▸ TASK GOAL
Copy each line below exactly and leave the pictures out.

▸ RECORDS SHOWN
╭──
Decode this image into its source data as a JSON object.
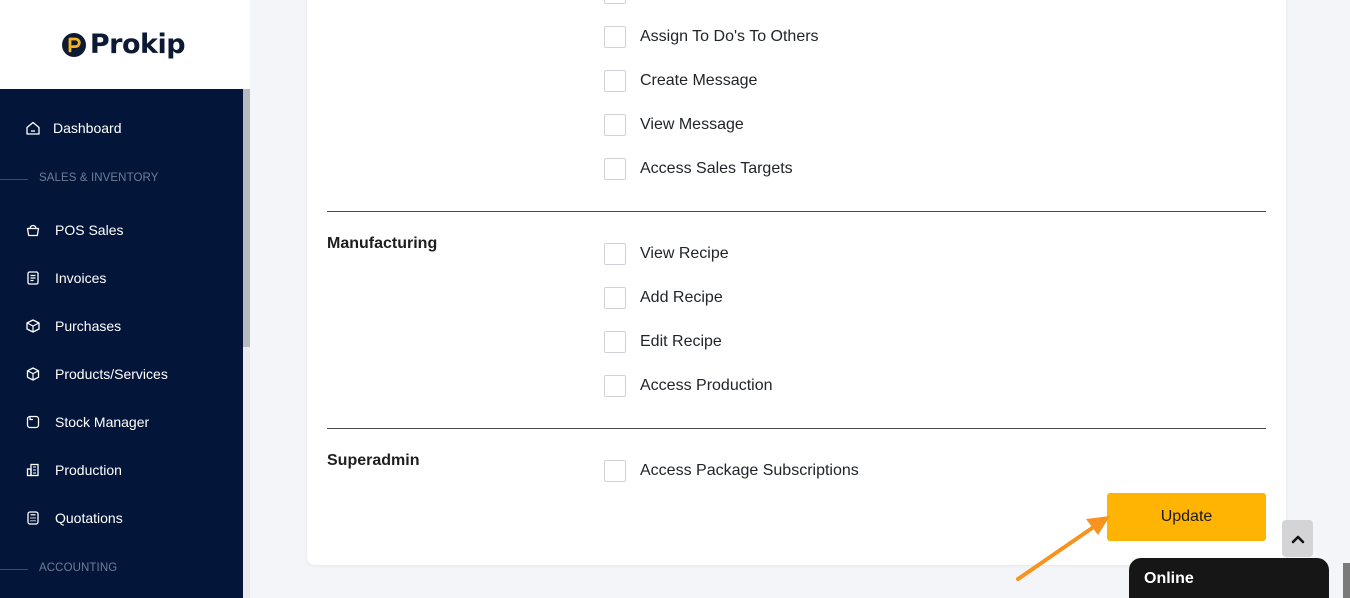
{
  "brand": {
    "name": "Prokip"
  },
  "sidebar": {
    "items": [
      {
        "label": "Dashboard",
        "icon": "home-icon"
      },
      {
        "label": "POS Sales",
        "icon": "basket-icon"
      },
      {
        "label": "Invoices",
        "icon": "invoice-icon"
      },
      {
        "label": "Purchases",
        "icon": "purchase-box-icon"
      },
      {
        "label": "Products/Services",
        "icon": "cube-icon"
      },
      {
        "label": "Stock Manager",
        "icon": "stock-icon"
      },
      {
        "label": "Production",
        "icon": "building-icon"
      },
      {
        "label": "Quotations",
        "icon": "calculator-icon"
      }
    ],
    "sections": {
      "sales_inventory": "SALES & INVENTORY",
      "accounting": "ACCOUNTING"
    }
  },
  "permissions": {
    "top_group": [
      {
        "label": "Assign To Do's To Others",
        "checked": false
      },
      {
        "label": "Create Message",
        "checked": false
      },
      {
        "label": "View Message",
        "checked": false
      },
      {
        "label": "Access Sales Targets",
        "checked": false
      }
    ],
    "manufacturing": {
      "title": "Manufacturing",
      "items": [
        {
          "label": "View Recipe",
          "checked": false
        },
        {
          "label": "Add Recipe",
          "checked": false
        },
        {
          "label": "Edit Recipe",
          "checked": false
        },
        {
          "label": "Access Production",
          "checked": false
        }
      ]
    },
    "superadmin": {
      "title": "Superadmin",
      "items": [
        {
          "label": "Access Package Subscriptions",
          "checked": false
        }
      ]
    }
  },
  "actions": {
    "update_label": "Update"
  },
  "chat": {
    "status_label": "Online"
  },
  "colors": {
    "sidebar_bg": "#03163a",
    "accent": "#ffb302",
    "arrow": "#f7931e",
    "logo_gold": "#f6b31c"
  }
}
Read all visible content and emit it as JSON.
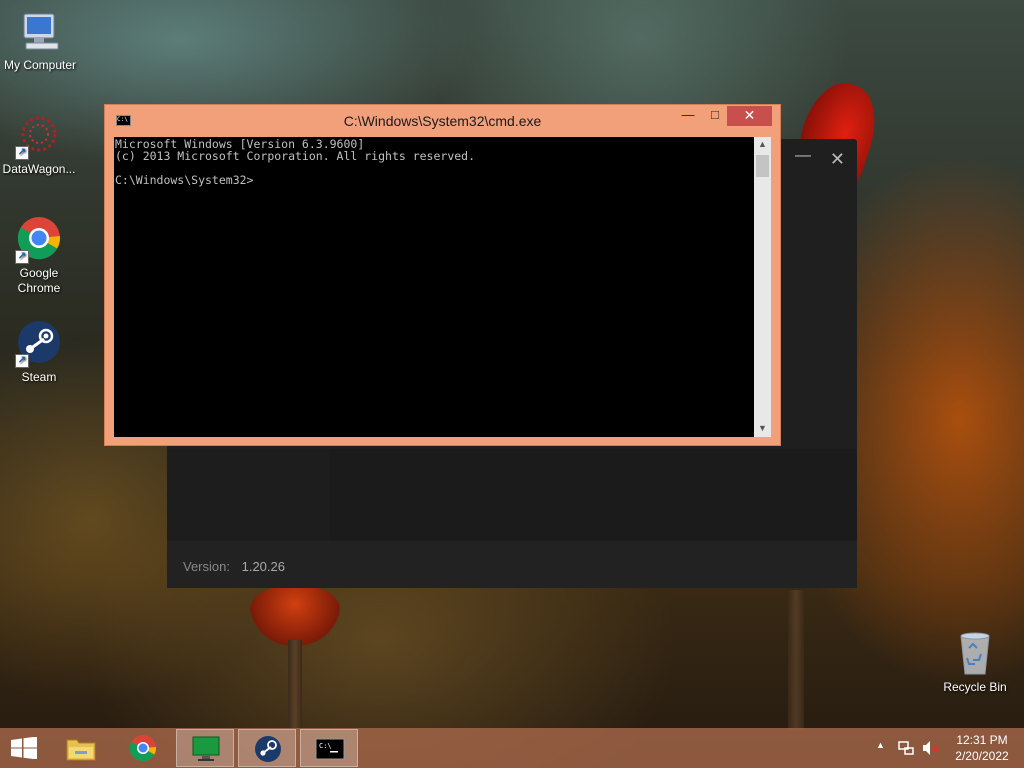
{
  "desktop": {
    "icons": [
      {
        "label": "My Computer",
        "icon": "computer-icon"
      },
      {
        "label": "DataWagon...",
        "icon": "datawagon-icon"
      },
      {
        "label": "Google Chrome",
        "icon": "chrome-icon"
      },
      {
        "label": "Steam",
        "icon": "steam-icon"
      },
      {
        "label": "Recycle Bin",
        "icon": "recycle-bin-icon"
      }
    ]
  },
  "background_app": {
    "version_label": "Version:",
    "version_value": "1.20.26",
    "close_glyph": "✕",
    "minimize_glyph": "—"
  },
  "cmd": {
    "title": "C:\\Windows\\System32\\cmd.exe",
    "icon_text": "C:\\",
    "console_text": "Microsoft Windows [Version 6.3.9600]\n(c) 2013 Microsoft Corporation. All rights reserved.\n\nC:\\Windows\\System32>",
    "minimize_glyph": "—",
    "maximize_glyph": "□",
    "close_glyph": "✕",
    "scroll_up_glyph": "▲",
    "scroll_down_glyph": "▼"
  },
  "taskbar": {
    "items": [
      {
        "name": "file-explorer",
        "icon": "folder-icon",
        "active": false
      },
      {
        "name": "chrome",
        "icon": "chrome-icon",
        "active": false
      },
      {
        "name": "remote-desktop",
        "icon": "monitor-icon",
        "active": true
      },
      {
        "name": "steam",
        "icon": "steam-icon",
        "active": true
      },
      {
        "name": "cmd",
        "icon": "cmd-icon",
        "active": true
      }
    ],
    "tray": {
      "show_hidden_glyph": "▲"
    },
    "clock": {
      "time": "12:31 PM",
      "date": "2/20/2022"
    },
    "colors": {
      "taskbar": "#a06446",
      "cmd_frame": "#f2a07a",
      "close_button": "#c7504d"
    }
  }
}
╰──
▸ EXERCISE SOLUTION
Decode this image into its source data as a JSON object.
{
  "brand": {
    "name": "Prokip"
  },
  "sidebar": {
    "items": [
      {
        "label": "Dashboard",
        "icon": "home-icon"
      },
      {
        "label": "POS Sales",
        "icon": "basket-icon"
      },
      {
        "label": "Invoices",
        "icon": "invoice-icon"
      },
      {
        "label": "Purchases",
        "icon": "purchase-box-icon"
      },
      {
        "label": "Products/Services",
        "icon": "cube-icon"
      },
      {
        "label": "Stock Manager",
        "icon": "stock-icon"
      },
      {
        "label": "Production",
        "icon": "building-icon"
      },
      {
        "label": "Quotations",
        "icon": "calculator-icon"
      }
    ],
    "sections": {
      "sales_inventory": "SALES & INVENTORY",
      "accounting": "ACCOUNTING"
    }
  },
  "permissions": {
    "top_group": [
      {
        "label": "Assign To Do's To Others",
        "checked": false
      },
      {
        "label": "Create Message",
        "checked": false
      },
      {
        "label": "View Message",
        "checked": false
      },
      {
        "label": "Access Sales Targets",
        "checked": false
      }
    ],
    "manufacturing": {
      "title": "Manufacturing",
      "items": [
        {
          "label": "View Recipe",
          "checked": false
        },
        {
          "label": "Add Recipe",
          "checked": false
        },
        {
          "label": "Edit Recipe",
          "checked": false
        },
        {
          "label": "Access Production",
          "checked": false
        }
      ]
    },
    "superadmin": {
      "title": "Superadmin",
      "items": [
        {
          "label": "Access Package Subscriptions",
          "checked": false
        }
      ]
    }
  },
  "actions": {
    "update_label": "Update"
  },
  "chat": {
    "status_label": "Online"
  },
  "colors": {
    "sidebar_bg": "#03163a",
    "accent": "#ffb302",
    "arrow": "#f7931e",
    "logo_gold": "#f6b31c"
  }
}
Read all visible content and emit it as JSON.
{
  "desktop": {
    "icons": [
      {
        "label": "My Computer",
        "icon": "computer-icon"
      },
      {
        "label": "DataWagon...",
        "icon": "datawagon-icon"
      },
      {
        "label": "Google Chrome",
        "icon": "chrome-icon"
      },
      {
        "label": "Steam",
        "icon": "steam-icon"
      },
      {
        "label": "Recycle Bin",
        "icon": "recycle-bin-icon"
      }
    ]
  },
  "background_app": {
    "version_label": "Version:",
    "version_value": "1.20.26",
    "close_glyph": "✕",
    "minimize_glyph": "—"
  },
  "cmd": {
    "title": "C:\\Windows\\System32\\cmd.exe",
    "icon_text": "C:\\",
    "console_text": "Microsoft Windows [Version 6.3.9600]\n(c) 2013 Microsoft Corporation. All rights reserved.\n\nC:\\Windows\\System32>",
    "minimize_glyph": "—",
    "maximize_glyph": "□",
    "close_glyph": "✕",
    "scroll_up_glyph": "▲",
    "scroll_down_glyph": "▼"
  },
  "taskbar": {
    "items": [
      {
        "name": "file-explorer",
        "icon": "folder-icon",
        "active": false
      },
      {
        "name": "chrome",
        "icon": "chrome-icon",
        "active": false
      },
      {
        "name": "remote-desktop",
        "icon": "monitor-icon",
        "active": true
      },
      {
        "name": "steam",
        "icon": "steam-icon",
        "active": true
      },
      {
        "name": "cmd",
        "icon": "cmd-icon",
        "active": true
      }
    ],
    "tray": {
      "show_hidden_glyph": "▲"
    },
    "clock": {
      "time": "12:31 PM",
      "date": "2/20/2022"
    },
    "colors": {
      "taskbar": "#a06446",
      "cmd_frame": "#f2a07a",
      "close_button": "#c7504d"
    }
  }
}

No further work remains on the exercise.